== Task requirements ==
Which lines below hold the word "Locality"? Report each one.

== Task data ==
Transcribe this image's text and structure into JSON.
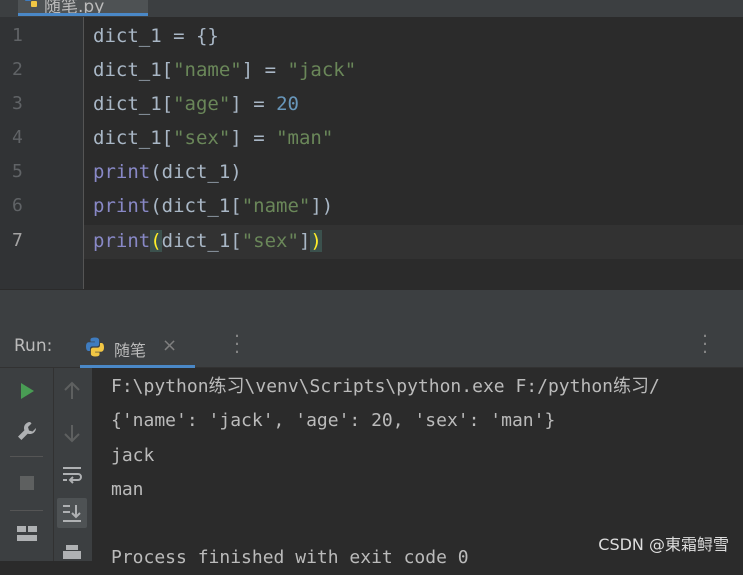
{
  "editor": {
    "tab": {
      "label": "随笔.py"
    },
    "line_numbers": [
      "1",
      "2",
      "3",
      "4",
      "5",
      "6",
      "7"
    ],
    "lines": [
      {
        "name": "dict_1",
        "op": " = ",
        "rest": "{}"
      },
      {
        "name": "dict_1",
        "open": "[",
        "key": "\"name\"",
        "close": "]",
        "op": " = ",
        "value": "\"jack\""
      },
      {
        "name": "dict_1",
        "open": "[",
        "key": "\"age\"",
        "close": "]",
        "op": " = ",
        "value": "20"
      },
      {
        "name": "dict_1",
        "open": "[",
        "key": "\"sex\"",
        "close": "]",
        "op": " = ",
        "value": "\"man\""
      },
      {
        "func": "print",
        "args": "(dict_1)"
      },
      {
        "func": "print",
        "open": "(dict_1[",
        "key": "\"name\"",
        "close": "])"
      },
      {
        "func": "print",
        "paren_open": "(",
        "mid": "dict_1[",
        "key": "\"sex\"",
        "bracket_close": "]",
        "paren_close": ")"
      }
    ]
  },
  "run_panel": {
    "title": "Run:",
    "tab_label": "随笔",
    "close_glyph": "×",
    "output": [
      "F:\\python练习\\venv\\Scripts\\python.exe F:/python练习/",
      "{'name': 'jack', 'age': 20, 'sex': 'man'}",
      "jack",
      "man",
      "",
      "Process finished with exit code 0"
    ],
    "tools": {
      "run": "run-icon",
      "settings": "wrench-icon",
      "stop": "stop-icon",
      "layout": "layout-icon",
      "up": "arrow-up-icon",
      "down": "arrow-down-icon",
      "wrap": "soft-wrap-icon",
      "scroll_end": "scroll-to-end-icon",
      "print": "print-icon"
    }
  },
  "watermark": "CSDN @東霜鲟雪",
  "colors": {
    "background": "#2b2b2b",
    "string": "#6a8759",
    "number": "#6897bb",
    "builtin": "#8888c6",
    "run_green": "#499c54",
    "accent": "#4a88c7"
  }
}
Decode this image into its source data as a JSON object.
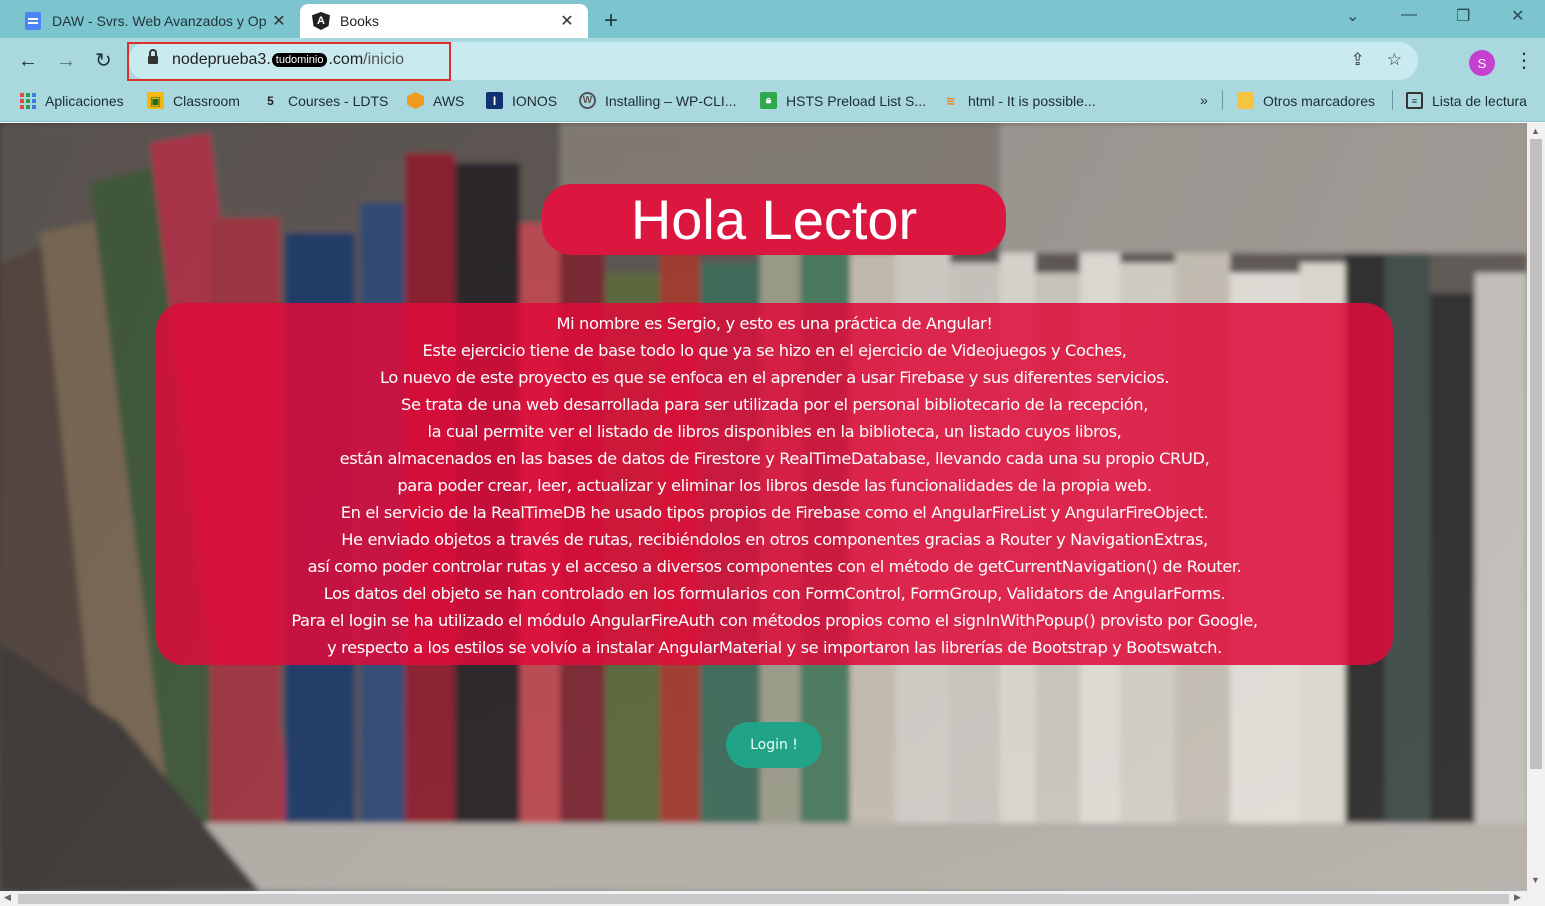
{
  "browser": {
    "tabs": [
      {
        "title": "DAW - Svrs. Web Avanzados y Op",
        "icon": "google-docs-icon",
        "active": false
      },
      {
        "title": "Books",
        "icon": "angular-icon",
        "active": true
      }
    ],
    "address": {
      "host_start": "nodeprueba3.",
      "host_redacted": "tudominio",
      "host_end": ".com",
      "path": "/inicio"
    },
    "profile_initial": "S",
    "bookmarks": [
      {
        "label": "Aplicaciones",
        "icon": "apps-grid-icon"
      },
      {
        "label": "Classroom",
        "icon": "classroom-icon"
      },
      {
        "label": "Courses - LDTS",
        "icon": "ldts-icon"
      },
      {
        "label": "AWS",
        "icon": "aws-icon"
      },
      {
        "label": "IONOS",
        "icon": "ionos-icon"
      },
      {
        "label": "Installing – WP-CLI...",
        "icon": "wordpress-icon"
      },
      {
        "label": "HSTS Preload List S...",
        "icon": "hsts-lock-icon"
      },
      {
        "label": "html - It is possible...",
        "icon": "stackoverflow-icon"
      }
    ],
    "bookmarks_overflow": "»",
    "other_bookmarks": "Otros marcadores",
    "reading_list": "Lista de lectura"
  },
  "page": {
    "title": "Hola Lector",
    "intro_lines": [
      "Mi nombre es Sergio, y esto es una práctica de Angular!",
      "Este ejercicio tiene de base todo lo que ya se hizo en el ejercicio de Videojuegos y Coches,",
      "Lo nuevo de este proyecto es que se enfoca en el aprender a usar Firebase y sus diferentes servicios.",
      "Se trata de una web desarrollada para ser utilizada por el personal bibliotecario de la recepción,",
      "la cual permite ver el listado de libros disponibles en la biblioteca, un listado cuyos libros,",
      "están almacenados en las bases de datos de Firestore y RealTimeDatabase, llevando cada una su propio CRUD,",
      "para poder crear, leer, actualizar y eliminar los libros desde las funcionalidades de la propia web.",
      "En el servicio de la RealTimeDB he usado tipos propios de Firebase como el AngularFireList y AngularFireObject.",
      "He enviado objetos a través de rutas, recibiéndolos en otros componentes gracias a Router y NavigationExtras,",
      "así como poder controlar rutas y el acceso a diversos componentes con el método de getCurrentNavigation() de Router.",
      "Los datos del objeto se han controlado en los formularios con FormControl, FormGroup, Validators de AngularForms.",
      "Para el login se ha utilizado el módulo AngularFireAuth con métodos propios como el signInWithPopup() provisto por Google,",
      "y respecto a los estilos se volvío a instalar AngularMaterial y se importaron las librerías de Bootstrap y Bootswatch."
    ],
    "login_label": "Login !"
  },
  "colors": {
    "title_bg": "#dc173f",
    "card_bg": "#de0c3a",
    "login_bg": "#21a388",
    "tabstrip": "#7cc4ce",
    "toolbar": "#a9d9df"
  }
}
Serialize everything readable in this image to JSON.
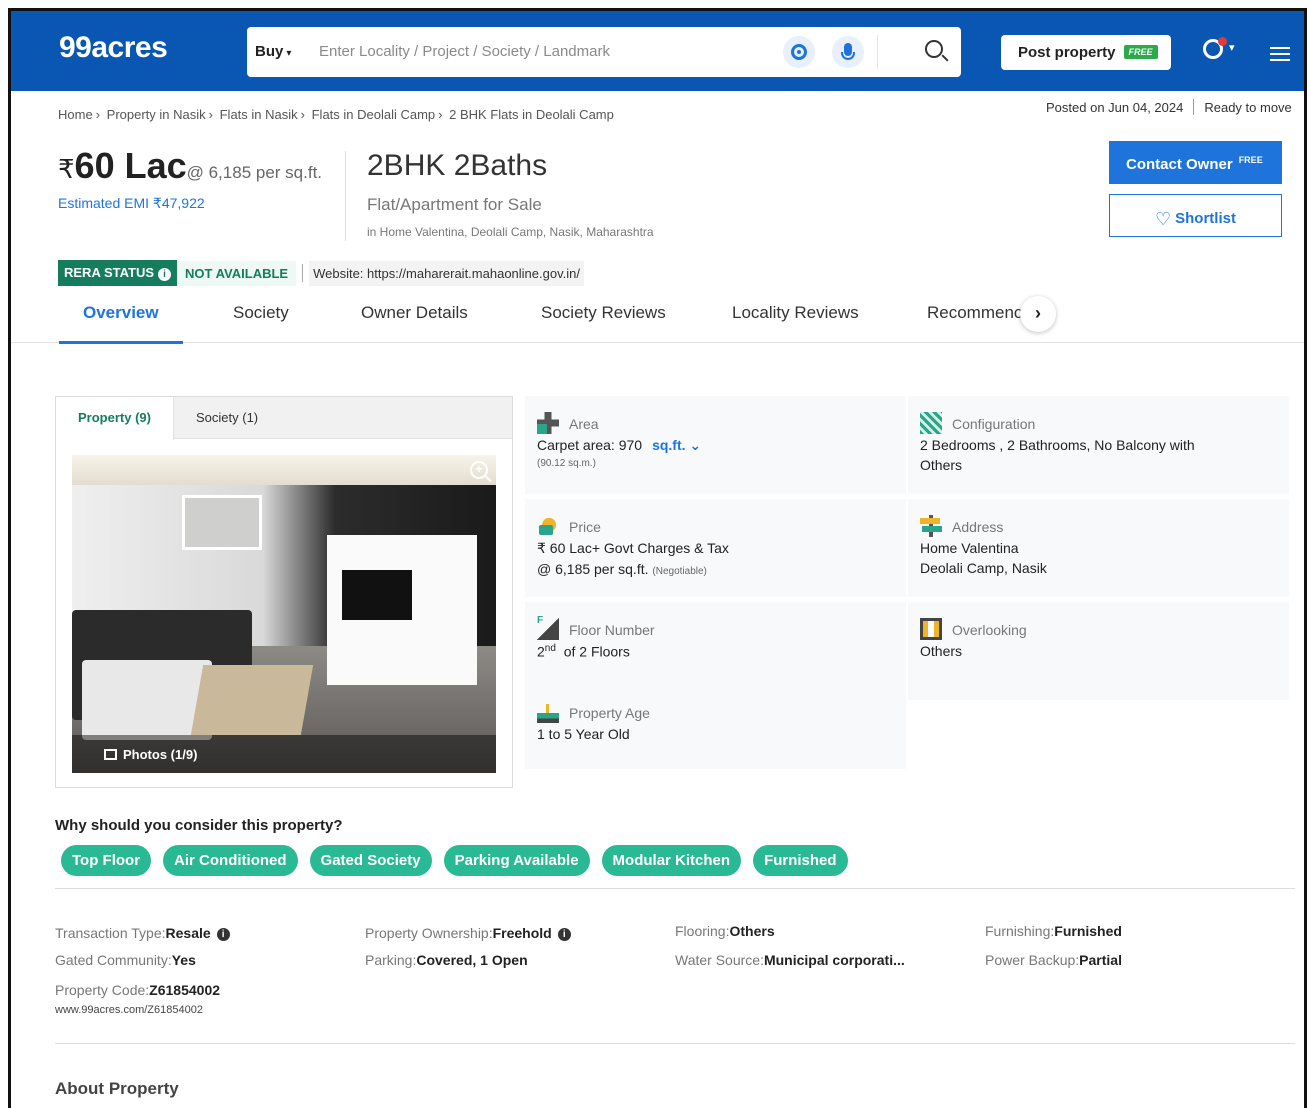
{
  "header": {
    "logo": "99acres",
    "search_mode": "Buy",
    "search_placeholder": "Enter Locality / Project / Society / Landmark",
    "post_property": "Post property",
    "post_free_tag": "FREE"
  },
  "breadcrumb": [
    "Home",
    "Property in Nasik",
    "Flats in Nasik",
    "Flats in Deolali Camp",
    "2 BHK Flats in Deolali Camp"
  ],
  "posted": "Posted on Jun 04, 2024",
  "possession": "Ready to move",
  "listing": {
    "currency": "₹",
    "price": "60 Lac",
    "price_per_sqft": "@ 6,185 per sq.ft.",
    "emi": "Estimated EMI ₹47,922",
    "title": "2BHK 2Baths",
    "subtitle": "Flat/Apartment for Sale",
    "location": "in Home Valentina, Deolali Camp, Nasik, Maharashtra"
  },
  "actions": {
    "contact": "Contact Owner",
    "contact_tag": "FREE",
    "shortlist": "Shortlist"
  },
  "rera": {
    "label": "RERA STATUS",
    "status": "NOT AVAILABLE",
    "website": "Website: https://maharerait.mahaonline.gov.in/"
  },
  "tabs": [
    "Overview",
    "Society",
    "Owner Details",
    "Society Reviews",
    "Locality Reviews",
    "Recommenc"
  ],
  "photo_tabs": [
    "Property (9)",
    "Society (1)"
  ],
  "photo_count": "Photos (1/9)",
  "details": {
    "area": {
      "label": "Area",
      "value": "Carpet area: 970",
      "unit": "sq.ft.",
      "sub": "(90.12 sq.m.)"
    },
    "configuration": {
      "label": "Configuration",
      "line1": "2 Bedrooms , 2 Bathrooms, No Balcony with",
      "line2": "Others"
    },
    "price": {
      "label": "Price",
      "line1": "₹ 60 Lac+ Govt Charges & Tax",
      "line2": "@ 6,185 per sq.ft.",
      "note": "(Negotiable)"
    },
    "address": {
      "label": "Address",
      "line1": "Home Valentina",
      "line2": "Deolali Camp, Nasik"
    },
    "floor": {
      "label": "Floor Number",
      "floor_num": "2",
      "floor_suffix": "nd",
      "of": "of 2 Floors"
    },
    "overlooking": {
      "label": "Overlooking",
      "value": "Others"
    },
    "age": {
      "label": "Property Age",
      "value": "1 to 5 Year Old"
    }
  },
  "why_title": "Why should you consider this property?",
  "chips": [
    "Top Floor",
    "Air Conditioned",
    "Gated Society",
    "Parking Available",
    "Modular Kitchen",
    "Furnished"
  ],
  "facts": {
    "transaction": {
      "k": "Transaction Type",
      "v": "Resale"
    },
    "ownership": {
      "k": "Property Ownership",
      "v": "Freehold"
    },
    "flooring": {
      "k": "Flooring",
      "v": "Others"
    },
    "furnishing": {
      "k": "Furnishing",
      "v": "Furnished"
    },
    "gated": {
      "k": "Gated Community",
      "v": "Yes"
    },
    "parking": {
      "k": "Parking",
      "v": "Covered, 1 Open"
    },
    "water": {
      "k": "Water Source",
      "v": "Municipal corporati..."
    },
    "backup": {
      "k": "Power Backup",
      "v": "Partial"
    },
    "code": {
      "k": "Property Code",
      "v": "Z61854002"
    }
  },
  "property_url": "www.99acres.com/Z61854002",
  "about_title": "About Property",
  "colors": {
    "brand_blue": "#0a56b3",
    "accent_blue": "#1f74dc",
    "green": "#157c5c",
    "chip_green": "#2ab995"
  }
}
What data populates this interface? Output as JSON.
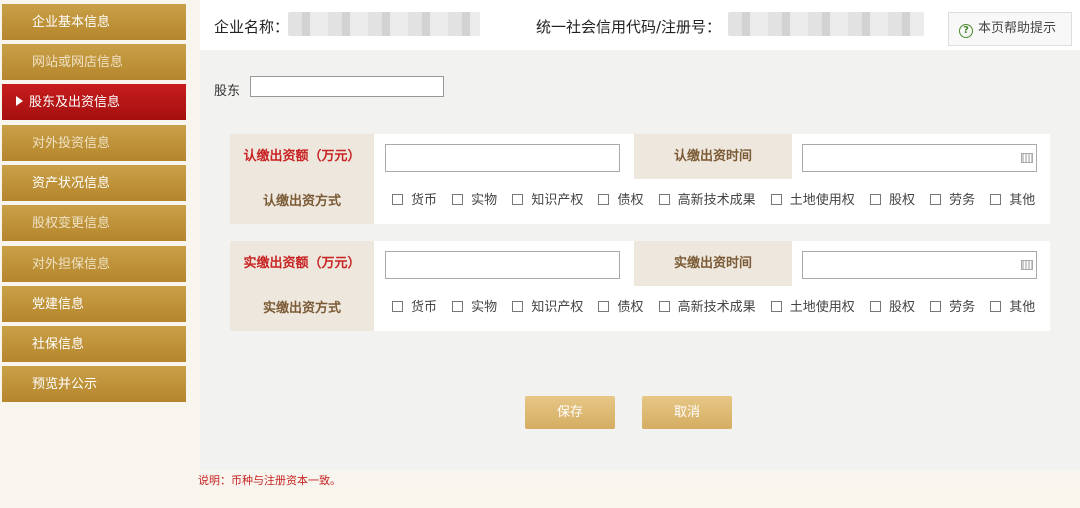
{
  "sidebar": {
    "items": [
      {
        "label": "企业基本信息"
      },
      {
        "label": "网站或网店信息"
      },
      {
        "label": "股东及出资信息"
      },
      {
        "label": "对外投资信息"
      },
      {
        "label": "资产状况信息"
      },
      {
        "label": "股权变更信息"
      },
      {
        "label": "对外担保信息"
      },
      {
        "label": "党建信息"
      },
      {
        "label": "社保信息"
      },
      {
        "label": "预览并公示"
      }
    ],
    "active_index": 2
  },
  "header": {
    "company_label": "企业名称：",
    "code_label": "统一社会信用代码/注册号：",
    "help_label": "本页帮助提示",
    "help_icon": "question-circle-icon"
  },
  "shareholder": {
    "label": "股东",
    "value": ""
  },
  "subscribed": {
    "amount_label": "认缴出资额（万元）",
    "time_label": "认缴出资时间",
    "method_label": "认缴出资方式",
    "amount_value": "",
    "time_value": "",
    "methods": [
      "货币",
      "实物",
      "知识产权",
      "债权",
      "高新技术成果",
      "土地使用权",
      "股权",
      "劳务",
      "其他"
    ]
  },
  "paid": {
    "amount_label": "实缴出资额（万元）",
    "time_label": "实缴出资时间",
    "method_label": "实缴出资方式",
    "amount_value": "",
    "time_value": "",
    "methods": [
      "货币",
      "实物",
      "知识产权",
      "债权",
      "高新技术成果",
      "土地使用权",
      "股权",
      "劳务",
      "其他"
    ]
  },
  "buttons": {
    "save": "保存",
    "cancel": "取消"
  },
  "note": "说明：币种与注册资本一致。",
  "colors": {
    "nav_gold": "#c19438",
    "nav_active": "#b81616",
    "head_cell": "#eee7dd",
    "button_gold": "#ddb874",
    "note_red": "#c82323"
  }
}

== Full output ==
    "search_placeholder": "Enter Locality / Project / Society / Landmark",
    "Locality Reviews",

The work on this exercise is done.